# [Problem description]
Reproduce the records exactly.

——

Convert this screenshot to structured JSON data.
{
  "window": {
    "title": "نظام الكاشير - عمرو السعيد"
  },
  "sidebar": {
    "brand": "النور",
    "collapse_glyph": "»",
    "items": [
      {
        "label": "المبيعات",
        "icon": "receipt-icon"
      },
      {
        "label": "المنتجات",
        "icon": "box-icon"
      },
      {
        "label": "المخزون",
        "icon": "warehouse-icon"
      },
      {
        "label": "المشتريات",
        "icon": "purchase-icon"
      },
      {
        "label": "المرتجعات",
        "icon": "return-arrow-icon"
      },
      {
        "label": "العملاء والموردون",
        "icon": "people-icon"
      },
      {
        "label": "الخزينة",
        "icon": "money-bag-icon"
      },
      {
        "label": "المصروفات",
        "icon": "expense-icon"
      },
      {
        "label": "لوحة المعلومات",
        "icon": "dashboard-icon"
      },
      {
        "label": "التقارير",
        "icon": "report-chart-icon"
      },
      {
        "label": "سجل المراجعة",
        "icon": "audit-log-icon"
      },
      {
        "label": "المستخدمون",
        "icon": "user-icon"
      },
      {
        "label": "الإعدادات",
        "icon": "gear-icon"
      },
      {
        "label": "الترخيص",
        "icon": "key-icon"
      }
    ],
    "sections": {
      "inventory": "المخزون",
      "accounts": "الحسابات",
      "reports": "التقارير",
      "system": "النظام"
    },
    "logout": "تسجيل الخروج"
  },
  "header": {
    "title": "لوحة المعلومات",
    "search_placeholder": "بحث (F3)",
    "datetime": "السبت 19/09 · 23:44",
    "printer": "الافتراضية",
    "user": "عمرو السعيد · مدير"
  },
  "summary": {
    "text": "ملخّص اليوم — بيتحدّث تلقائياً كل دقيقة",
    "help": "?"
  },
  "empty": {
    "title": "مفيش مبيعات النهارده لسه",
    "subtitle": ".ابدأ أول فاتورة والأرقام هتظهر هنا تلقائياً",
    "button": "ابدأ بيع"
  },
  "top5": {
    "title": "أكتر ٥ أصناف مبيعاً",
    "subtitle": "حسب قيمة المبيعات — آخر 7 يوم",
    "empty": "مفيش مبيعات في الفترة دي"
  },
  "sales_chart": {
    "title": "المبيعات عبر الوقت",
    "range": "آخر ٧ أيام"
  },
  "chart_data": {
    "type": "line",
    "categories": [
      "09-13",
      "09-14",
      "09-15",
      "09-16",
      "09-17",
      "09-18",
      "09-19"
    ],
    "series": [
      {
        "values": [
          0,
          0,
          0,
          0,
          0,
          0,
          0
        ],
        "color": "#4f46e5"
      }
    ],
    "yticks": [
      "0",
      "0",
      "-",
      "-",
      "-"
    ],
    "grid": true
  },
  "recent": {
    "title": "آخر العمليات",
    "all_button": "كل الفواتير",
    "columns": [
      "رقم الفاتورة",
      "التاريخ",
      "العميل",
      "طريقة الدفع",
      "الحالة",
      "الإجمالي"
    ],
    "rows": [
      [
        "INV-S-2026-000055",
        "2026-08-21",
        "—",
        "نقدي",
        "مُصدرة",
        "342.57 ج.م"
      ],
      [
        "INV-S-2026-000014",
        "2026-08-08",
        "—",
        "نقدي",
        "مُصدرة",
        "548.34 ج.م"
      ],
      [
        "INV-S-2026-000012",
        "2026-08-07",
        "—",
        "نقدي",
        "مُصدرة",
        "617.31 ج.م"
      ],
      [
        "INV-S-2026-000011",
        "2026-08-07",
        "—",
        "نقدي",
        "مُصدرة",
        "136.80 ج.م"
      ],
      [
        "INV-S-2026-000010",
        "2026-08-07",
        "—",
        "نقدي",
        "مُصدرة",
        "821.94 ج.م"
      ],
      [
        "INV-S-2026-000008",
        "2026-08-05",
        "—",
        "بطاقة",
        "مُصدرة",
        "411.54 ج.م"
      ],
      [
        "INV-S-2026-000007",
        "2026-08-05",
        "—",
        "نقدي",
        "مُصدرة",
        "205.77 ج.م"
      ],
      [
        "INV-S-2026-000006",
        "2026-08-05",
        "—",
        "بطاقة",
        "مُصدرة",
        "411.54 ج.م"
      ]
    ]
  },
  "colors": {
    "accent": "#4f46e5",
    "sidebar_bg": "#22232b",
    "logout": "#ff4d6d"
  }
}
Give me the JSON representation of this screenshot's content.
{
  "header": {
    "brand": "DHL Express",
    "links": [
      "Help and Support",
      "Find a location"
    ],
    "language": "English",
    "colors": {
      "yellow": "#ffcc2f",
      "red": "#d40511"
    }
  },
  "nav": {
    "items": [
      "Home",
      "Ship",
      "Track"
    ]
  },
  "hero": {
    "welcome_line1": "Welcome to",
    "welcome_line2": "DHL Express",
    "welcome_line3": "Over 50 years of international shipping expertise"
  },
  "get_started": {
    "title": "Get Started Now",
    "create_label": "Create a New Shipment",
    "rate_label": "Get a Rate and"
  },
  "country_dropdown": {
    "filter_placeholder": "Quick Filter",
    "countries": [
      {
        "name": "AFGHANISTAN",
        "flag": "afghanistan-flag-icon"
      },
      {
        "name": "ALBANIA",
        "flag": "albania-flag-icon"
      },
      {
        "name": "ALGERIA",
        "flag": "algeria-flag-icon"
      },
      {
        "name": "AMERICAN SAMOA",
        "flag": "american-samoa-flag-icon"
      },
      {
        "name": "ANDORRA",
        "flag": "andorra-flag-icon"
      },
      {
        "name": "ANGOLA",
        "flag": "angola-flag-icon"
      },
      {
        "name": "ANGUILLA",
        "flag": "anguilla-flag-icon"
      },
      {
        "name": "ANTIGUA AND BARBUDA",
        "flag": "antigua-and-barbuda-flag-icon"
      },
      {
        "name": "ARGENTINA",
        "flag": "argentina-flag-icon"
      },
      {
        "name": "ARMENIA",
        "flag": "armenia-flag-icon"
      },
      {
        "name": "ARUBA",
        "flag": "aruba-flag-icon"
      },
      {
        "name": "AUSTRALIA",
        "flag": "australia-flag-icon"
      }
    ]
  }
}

——

# [Problem solution]
Convert this screenshot to structured JSON data.
{
  "window": {
    "title": "نظام الكاشير - عمرو السعيد"
  },
  "sidebar": {
    "brand": "النور",
    "collapse_glyph": "»",
    "items": [
      {
        "label": "المبيعات",
        "icon": "receipt-icon"
      },
      {
        "label": "المنتجات",
        "icon": "box-icon"
      },
      {
        "label": "المخزون",
        "icon": "warehouse-icon"
      },
      {
        "label": "المشتريات",
        "icon": "purchase-icon"
      },
      {
        "label": "المرتجعات",
        "icon": "return-arrow-icon"
      },
      {
        "label": "العملاء والموردون",
        "icon": "people-icon"
      },
      {
        "label": "الخزينة",
        "icon": "money-bag-icon"
      },
      {
        "label": "المصروفات",
        "icon": "expense-icon"
      },
      {
        "label": "لوحة المعلومات",
        "icon": "dashboard-icon"
      },
      {
        "label": "التقارير",
        "icon": "report-chart-icon"
      },
      {
        "label": "سجل المراجعة",
        "icon": "audit-log-icon"
      },
      {
        "label": "المستخدمون",
        "icon": "user-icon"
      },
      {
        "label": "الإعدادات",
        "icon": "gear-icon"
      },
      {
        "label": "الترخيص",
        "icon": "key-icon"
      }
    ],
    "sections": {
      "inventory": "المخزون",
      "accounts": "الحسابات",
      "reports": "التقارير",
      "system": "النظام"
    },
    "logout": "تسجيل الخروج"
  },
  "header": {
    "title": "لوحة المعلومات",
    "search_placeholder": "بحث (F3)",
    "datetime": "السبت 19/09 · 23:44",
    "printer": "الافتراضية",
    "user": "عمرو السعيد · مدير"
  },
  "summary": {
    "text": "ملخّص اليوم — بيتحدّث تلقائياً كل دقيقة",
    "help": "?"
  },
  "empty": {
    "title": "مفيش مبيعات النهارده لسه",
    "subtitle": ".ابدأ أول فاتورة والأرقام هتظهر هنا تلقائياً",
    "button": "ابدأ بيع"
  },
  "top5": {
    "title": "أكتر ٥ أصناف مبيعاً",
    "subtitle": "حسب قيمة المبيعات — آخر 7 يوم",
    "empty": "مفيش مبيعات في الفترة دي"
  },
  "sales_chart": {
    "title": "المبيعات عبر الوقت",
    "range": "آخر ٧ أيام"
  },
  "chart_data": {
    "type": "line",
    "categories": [
      "09-13",
      "09-14",
      "09-15",
      "09-16",
      "09-17",
      "09-18",
      "09-19"
    ],
    "series": [
      {
        "values": [
          0,
          0,
          0,
          0,
          0,
          0,
          0
        ],
        "color": "#4f46e5"
      }
    ],
    "yticks": [
      "0",
      "0",
      "-",
      "-",
      "-"
    ],
    "grid": true
  },
  "recent": {
    "title": "آخر العمليات",
    "all_button": "كل الفواتير",
    "columns": [
      "رقم الفاتورة",
      "التاريخ",
      "العميل",
      "طريقة الدفع",
      "الحالة",
      "الإجمالي"
    ],
    "rows": [
      [
        "INV-S-2026-000055",
        "2026-08-21",
        "—",
        "نقدي",
        "مُصدرة",
        "342.57 ج.م"
      ],
      [
        "INV-S-2026-000014",
        "2026-08-08",
        "—",
        "نقدي",
        "مُصدرة",
        "548.34 ج.م"
      ],
      [
        "INV-S-2026-000012",
        "2026-08-07",
        "—",
        "نقدي",
        "مُصدرة",
        "617.31 ج.م"
      ],
      [
        "INV-S-2026-000011",
        "2026-08-07",
        "—",
        "نقدي",
        "مُصدرة",
        "136.80 ج.م"
      ],
      [
        "INV-S-2026-000010",
        "2026-08-07",
        "—",
        "نقدي",
        "مُصدرة",
        "821.94 ج.م"
      ],
      [
        "INV-S-2026-000008",
        "2026-08-05",
        "—",
        "بطاقة",
        "مُصدرة",
        "411.54 ج.م"
      ],
      [
        "INV-S-2026-000007",
        "2026-08-05",
        "—",
        "نقدي",
        "مُصدرة",
        "205.77 ج.م"
      ],
      [
        "INV-S-2026-000006",
        "2026-08-05",
        "—",
        "بطاقة",
        "مُصدرة",
        "411.54 ج.م"
      ]
    ]
  },
  "colors": {
    "accent": "#4f46e5",
    "sidebar_bg": "#22232b",
    "logout": "#ff4d6d"
  }
}
Give me the JSON representation of this screenshot's content.
{
  "header": {
    "brand": "DHL Express",
    "links": [
      "Help and Support",
      "Find a location"
    ],
    "language": "English",
    "colors": {
      "yellow": "#ffcc2f",
      "red": "#d40511"
    }
  },
  "nav": {
    "items": [
      "Home",
      "Ship",
      "Track"
    ]
  },
  "hero": {
    "welcome_line1": "Welcome to",
    "welcome_line2": "DHL Express",
    "welcome_line3": "Over 50 years of international shipping expertise"
  },
  "get_started": {
    "title": "Get Started Now",
    "create_label": "Create a New Shipment",
    "rate_label": "Get a Rate and"
  },
  "country_dropdown": {
    "filter_placeholder": "Quick Filter",
    "countries": [
      {
        "name": "AFGHANISTAN",
        "flag": "afghanistan-flag-icon"
      },
      {
        "name": "ALBANIA",
        "flag": "albania-flag-icon"
      },
      {
        "name": "ALGERIA",
        "flag": "algeria-flag-icon"
      },
      {
        "name": "AMERICAN SAMOA",
        "flag": "american-samoa-flag-icon"
      },
      {
        "name": "ANDORRA",
        "flag": "andorra-flag-icon"
      },
      {
        "name": "ANGOLA",
        "flag": "angola-flag-icon"
      },
      {
        "name": "ANGUILLA",
        "flag": "anguilla-flag-icon"
      },
      {
        "name": "ANTIGUA AND BARBUDA",
        "flag": "antigua-and-barbuda-flag-icon"
      },
      {
        "name": "ARGENTINA",
        "flag": "argentina-flag-icon"
      },
      {
        "name": "ARMENIA",
        "flag": "armenia-flag-icon"
      },
      {
        "name": "ARUBA",
        "flag": "aruba-flag-icon"
      },
      {
        "name": "AUSTRALIA",
        "flag": "australia-flag-icon"
      }
    ]
  }
}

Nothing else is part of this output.